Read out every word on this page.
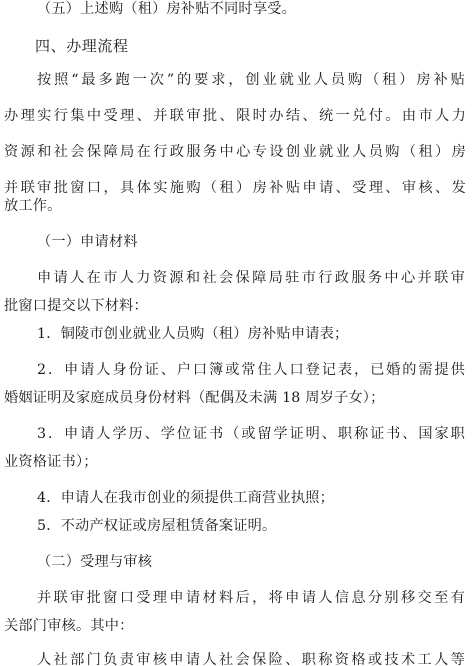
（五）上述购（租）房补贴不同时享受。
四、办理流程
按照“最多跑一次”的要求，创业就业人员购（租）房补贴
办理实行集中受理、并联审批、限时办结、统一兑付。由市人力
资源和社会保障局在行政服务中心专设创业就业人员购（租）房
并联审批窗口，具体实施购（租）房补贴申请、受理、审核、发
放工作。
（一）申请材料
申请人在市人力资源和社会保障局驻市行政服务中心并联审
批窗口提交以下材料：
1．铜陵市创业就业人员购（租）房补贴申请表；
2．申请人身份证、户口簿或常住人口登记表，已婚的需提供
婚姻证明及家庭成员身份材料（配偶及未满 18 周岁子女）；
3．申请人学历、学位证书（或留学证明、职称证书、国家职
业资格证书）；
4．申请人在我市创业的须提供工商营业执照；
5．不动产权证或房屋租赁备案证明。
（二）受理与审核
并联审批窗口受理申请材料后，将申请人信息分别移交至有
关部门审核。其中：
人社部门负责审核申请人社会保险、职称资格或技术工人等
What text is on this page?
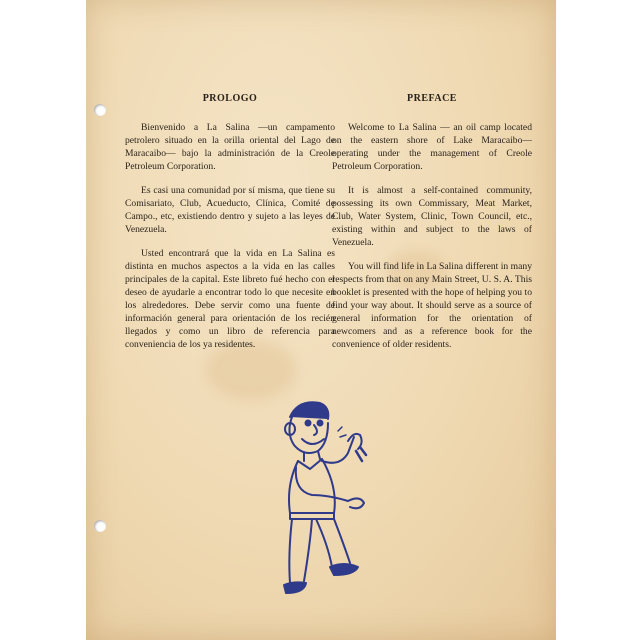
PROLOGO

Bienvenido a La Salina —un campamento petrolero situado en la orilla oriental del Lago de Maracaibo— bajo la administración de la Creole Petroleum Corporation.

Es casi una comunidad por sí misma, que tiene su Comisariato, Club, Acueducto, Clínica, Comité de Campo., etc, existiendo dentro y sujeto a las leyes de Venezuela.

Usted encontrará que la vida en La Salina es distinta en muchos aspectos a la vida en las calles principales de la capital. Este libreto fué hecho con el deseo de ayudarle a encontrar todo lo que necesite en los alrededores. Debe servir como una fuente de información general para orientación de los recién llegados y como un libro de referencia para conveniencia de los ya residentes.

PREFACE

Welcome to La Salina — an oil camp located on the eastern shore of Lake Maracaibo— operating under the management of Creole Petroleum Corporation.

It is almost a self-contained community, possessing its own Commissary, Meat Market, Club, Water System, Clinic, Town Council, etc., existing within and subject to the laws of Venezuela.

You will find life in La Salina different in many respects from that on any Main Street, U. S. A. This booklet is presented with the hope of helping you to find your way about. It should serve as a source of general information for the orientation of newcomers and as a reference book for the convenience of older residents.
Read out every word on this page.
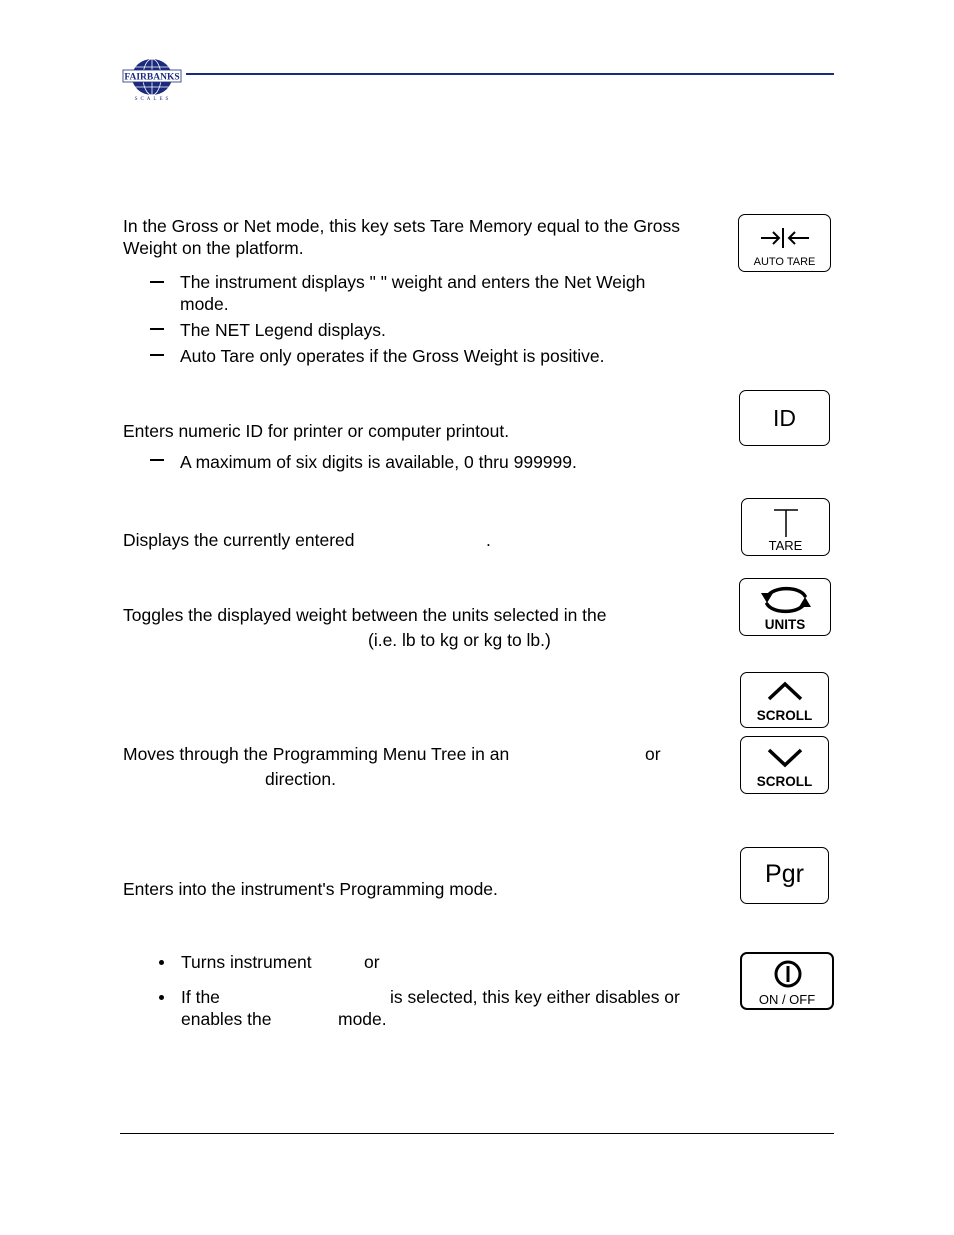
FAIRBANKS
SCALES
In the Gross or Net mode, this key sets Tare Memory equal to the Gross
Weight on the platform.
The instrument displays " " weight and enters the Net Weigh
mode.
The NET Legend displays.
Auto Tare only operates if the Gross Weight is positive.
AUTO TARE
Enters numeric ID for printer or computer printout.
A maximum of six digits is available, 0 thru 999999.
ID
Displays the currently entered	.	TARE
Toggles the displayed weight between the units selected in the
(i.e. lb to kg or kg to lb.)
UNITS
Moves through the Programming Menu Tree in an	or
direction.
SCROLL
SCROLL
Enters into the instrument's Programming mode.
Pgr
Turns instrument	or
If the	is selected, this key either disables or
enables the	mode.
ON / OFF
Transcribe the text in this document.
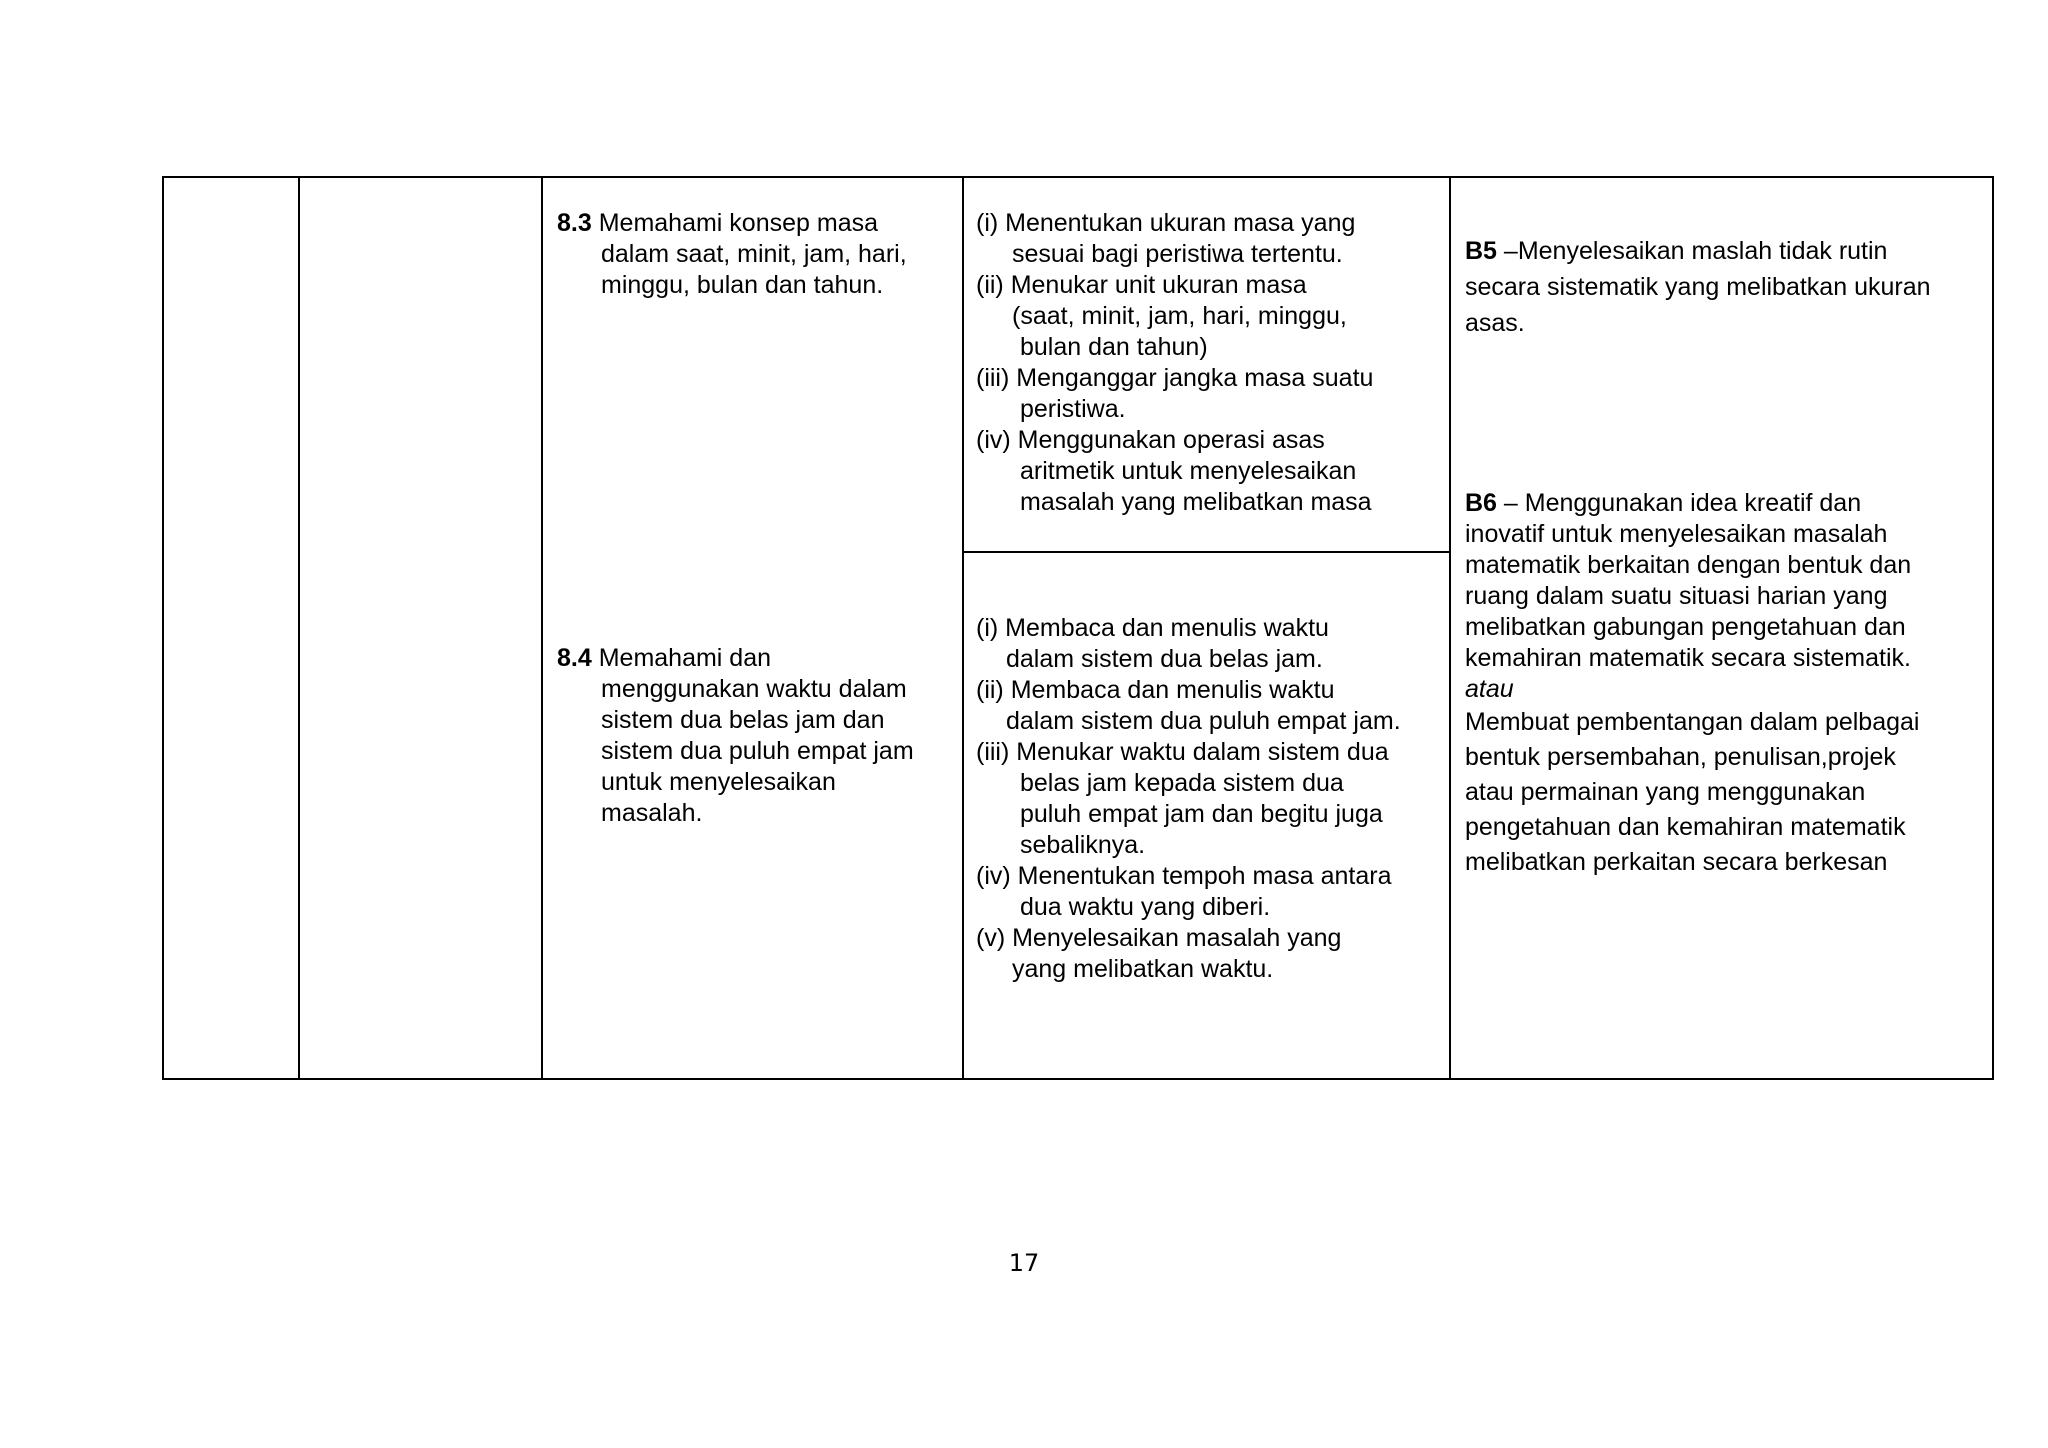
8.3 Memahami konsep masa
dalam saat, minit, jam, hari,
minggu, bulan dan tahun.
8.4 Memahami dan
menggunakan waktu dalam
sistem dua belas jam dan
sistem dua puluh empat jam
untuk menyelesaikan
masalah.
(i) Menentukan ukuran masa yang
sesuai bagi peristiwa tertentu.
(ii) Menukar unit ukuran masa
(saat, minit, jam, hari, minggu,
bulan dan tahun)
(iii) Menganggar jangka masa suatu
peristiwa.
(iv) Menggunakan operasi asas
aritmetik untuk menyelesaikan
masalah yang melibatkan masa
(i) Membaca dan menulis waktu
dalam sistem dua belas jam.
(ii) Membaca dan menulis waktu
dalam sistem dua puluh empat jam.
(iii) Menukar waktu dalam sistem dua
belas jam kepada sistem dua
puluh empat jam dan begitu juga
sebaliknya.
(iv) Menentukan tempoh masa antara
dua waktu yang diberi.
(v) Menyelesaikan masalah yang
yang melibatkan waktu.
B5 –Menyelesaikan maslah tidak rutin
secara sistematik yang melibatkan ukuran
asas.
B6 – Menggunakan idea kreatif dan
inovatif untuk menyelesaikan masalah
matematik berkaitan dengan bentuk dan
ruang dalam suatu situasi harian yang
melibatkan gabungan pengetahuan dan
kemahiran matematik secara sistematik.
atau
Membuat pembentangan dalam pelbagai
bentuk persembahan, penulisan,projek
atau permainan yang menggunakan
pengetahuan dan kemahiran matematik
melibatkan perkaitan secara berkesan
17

+++

● **YOUR INSTRUCTIONS**: Transcribe every line from the records above without alteration, and leave out the images.

● **SOLUTION**:
Read out every word on this page.
（五）上述购（租）房补贴不同时享受。
四、办理流程
按照“最多跑一次”的要求，创业就业人员购（租）房补贴
办理实行集中受理、并联审批、限时办结、统一兑付。由市人力
资源和社会保障局在行政服务中心专设创业就业人员购（租）房
并联审批窗口，具体实施购（租）房补贴申请、受理、审核、发
放工作。
（一）申请材料
申请人在市人力资源和社会保障局驻市行政服务中心并联审
批窗口提交以下材料：
1．铜陵市创业就业人员购（租）房补贴申请表；
2．申请人身份证、户口簿或常住人口登记表，已婚的需提供
婚姻证明及家庭成员身份材料（配偶及未满 18 周岁子女）；
3．申请人学历、学位证书（或留学证明、职称证书、国家职
业资格证书）；
4．申请人在我市创业的须提供工商营业执照；
5．不动产权证或房屋租赁备案证明。
（二）受理与审核
并联审批窗口受理申请材料后，将申请人信息分别移交至有
关部门审核。其中：
人社部门负责审核申请人社会保险、职称资格或技术工人等
What text is on this page?
PROLOGO

Bienvenido a La Salina —un campamento petrolero situado en la orilla oriental del Lago de Maracaibo— bajo la administración de la Creole Petroleum Corporation.

Es casi una comunidad por sí misma, que tiene su Comisariato, Club, Acueducto, Clínica, Comité de Campo., etc, existiendo dentro y sujeto a las leyes de Venezuela.

Usted encontrará que la vida en La Salina es distinta en muchos aspectos a la vida en las calles principales de la capital. Este libreto fué hecho con el deseo de ayudarle a encontrar todo lo que necesite en los alrededores. Debe servir como una fuente de información general para orientación de los recién llegados y como un libro de referencia para conveniencia de los ya residentes.

PREFACE

Welcome to La Salina — an oil camp located on the eastern shore of Lake Maracaibo— operating under the management of Creole Petroleum Corporation.

It is almost a self-contained community, possessing its own Commissary, Meat Market, Club, Water System, Clinic, Town Council, etc., existing within and subject to the laws of Venezuela.

You will find life in La Salina different in many respects from that on any Main Street, U. S. A. This booklet is presented with the hope of helping you to find your way about. It should serve as a source of general information for the orientation of newcomers and as a reference book for the convenience of older residents.
Read out every word on this page.
FAIRBANKS
SCALES
In the Gross or Net mode, this key sets Tare Memory equal to the Gross
Weight on the platform.
The instrument displays " " weight and enters the Net Weigh
mode.
The NET Legend displays.
Auto Tare only operates if the Gross Weight is positive.
AUTO TARE
Enters numeric ID for printer or computer printout.
A maximum of six digits is available, 0 thru 999999.
ID
Displays the currently entered	.	TARE
Toggles the displayed weight between the units selected in the
(i.e. lb to kg or kg to lb.)
UNITS
Moves through the Programming Menu Tree in an	or
direction.
SCROLL
SCROLL
Enters into the instrument's Programming mode.
Pgr
Turns instrument	or
If the	is selected, this key either disables or
enables the	mode.
ON / OFF
Transcribe the text in this document.
8.3 Memahami konsep masa
dalam saat, minit, jam, hari,
minggu, bulan dan tahun.
8.4 Memahami dan
menggunakan waktu dalam
sistem dua belas jam dan
sistem dua puluh empat jam
untuk menyelesaikan
masalah.
(i) Menentukan ukuran masa yang
sesuai bagi peristiwa tertentu.
(ii) Menukar unit ukuran masa
(saat, minit, jam, hari, minggu,
bulan dan tahun)
(iii) Menganggar jangka masa suatu
peristiwa.
(iv) Menggunakan operasi asas
aritmetik untuk menyelesaikan
masalah yang melibatkan masa
(i) Membaca dan menulis waktu
dalam sistem dua belas jam.
(ii) Membaca dan menulis waktu
dalam sistem dua puluh empat jam.
(iii) Menukar waktu dalam sistem dua
belas jam kepada sistem dua
puluh empat jam dan begitu juga
sebaliknya.
(iv) Menentukan tempoh masa antara
dua waktu yang diberi.
(v) Menyelesaikan masalah yang
yang melibatkan waktu.
B5 –Menyelesaikan maslah tidak rutin
secara sistematik yang melibatkan ukuran
asas.
B6 – Menggunakan idea kreatif dan
inovatif untuk menyelesaikan masalah
matematik berkaitan dengan bentuk dan
ruang dalam suatu situasi harian yang
melibatkan gabungan pengetahuan dan
kemahiran matematik secara sistematik.
atau
Membuat pembentangan dalam pelbagai
bentuk persembahan, penulisan,projek
atau permainan yang menggunakan
pengetahuan dan kemahiran matematik
melibatkan perkaitan secara berkesan
17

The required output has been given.